▸ Provided text:
Count Carl Christian Cornelius Lerche bought Benzonsdal in 1853 and constructed a new main building in 1856.

==Architecture==
The main building is from 1856. It consists of two storeys over a high cellar. It is built in yellow brick and has a slate roof..

==Estate==
The house is located in the middle of a scenic garden. A tree-lined avenue leads up to the house.

The estate covers 447 hectares of which 38 hectares have been leased. 409 hectares are farmland.

==Cultural references==
In the late 1960s, Benzonsdal has been used as a location in two Danish adaptions of The Famous Five novels, De fem og spionerne (1969) and De fem i fedtefadet (1970). It was also used as a location in Thomas Vinterberg's 2013 drama film The Hunt.

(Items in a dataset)

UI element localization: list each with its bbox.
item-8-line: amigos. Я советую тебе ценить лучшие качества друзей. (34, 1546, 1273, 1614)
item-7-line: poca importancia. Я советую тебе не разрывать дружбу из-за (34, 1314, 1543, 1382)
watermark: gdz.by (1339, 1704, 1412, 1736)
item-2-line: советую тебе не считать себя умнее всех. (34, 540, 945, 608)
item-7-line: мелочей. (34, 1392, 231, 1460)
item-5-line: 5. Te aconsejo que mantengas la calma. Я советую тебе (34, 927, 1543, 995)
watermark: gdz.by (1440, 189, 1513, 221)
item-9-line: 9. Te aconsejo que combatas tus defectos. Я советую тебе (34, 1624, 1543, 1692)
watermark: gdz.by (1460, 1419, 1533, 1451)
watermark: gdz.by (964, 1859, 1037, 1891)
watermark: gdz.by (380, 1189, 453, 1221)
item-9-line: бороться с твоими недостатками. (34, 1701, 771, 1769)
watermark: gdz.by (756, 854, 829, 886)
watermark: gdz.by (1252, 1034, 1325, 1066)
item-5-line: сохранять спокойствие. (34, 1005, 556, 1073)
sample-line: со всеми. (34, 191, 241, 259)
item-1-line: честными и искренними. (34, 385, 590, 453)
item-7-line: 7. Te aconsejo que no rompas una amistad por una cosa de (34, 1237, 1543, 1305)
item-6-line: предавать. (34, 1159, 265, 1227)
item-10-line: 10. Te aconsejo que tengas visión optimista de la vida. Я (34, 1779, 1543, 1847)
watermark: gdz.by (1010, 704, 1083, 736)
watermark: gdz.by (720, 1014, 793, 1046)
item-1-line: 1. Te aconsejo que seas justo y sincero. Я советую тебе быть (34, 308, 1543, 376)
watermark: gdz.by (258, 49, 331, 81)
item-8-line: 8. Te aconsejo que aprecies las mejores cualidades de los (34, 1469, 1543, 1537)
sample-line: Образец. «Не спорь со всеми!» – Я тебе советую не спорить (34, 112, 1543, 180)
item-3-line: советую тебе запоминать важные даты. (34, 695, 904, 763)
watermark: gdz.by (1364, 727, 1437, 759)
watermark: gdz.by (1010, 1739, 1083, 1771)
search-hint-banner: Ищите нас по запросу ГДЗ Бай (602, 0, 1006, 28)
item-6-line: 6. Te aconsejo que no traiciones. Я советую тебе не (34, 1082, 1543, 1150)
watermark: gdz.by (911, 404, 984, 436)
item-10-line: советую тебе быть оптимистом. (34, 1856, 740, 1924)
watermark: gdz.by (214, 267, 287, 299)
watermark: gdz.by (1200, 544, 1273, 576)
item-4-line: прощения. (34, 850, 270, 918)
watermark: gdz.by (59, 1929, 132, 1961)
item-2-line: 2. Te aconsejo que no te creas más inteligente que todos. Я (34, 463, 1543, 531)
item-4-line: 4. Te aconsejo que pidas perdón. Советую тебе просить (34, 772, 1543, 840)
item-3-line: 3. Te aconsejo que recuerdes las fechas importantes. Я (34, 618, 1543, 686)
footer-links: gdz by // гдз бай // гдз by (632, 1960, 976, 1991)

▸ How to complete this task: According to the Benzonsdal text, who bought Benzonsdal in 1853?

▸ Answer box: Count Carl Christian Cornelius Lerche bought Benzonsdal in 1853.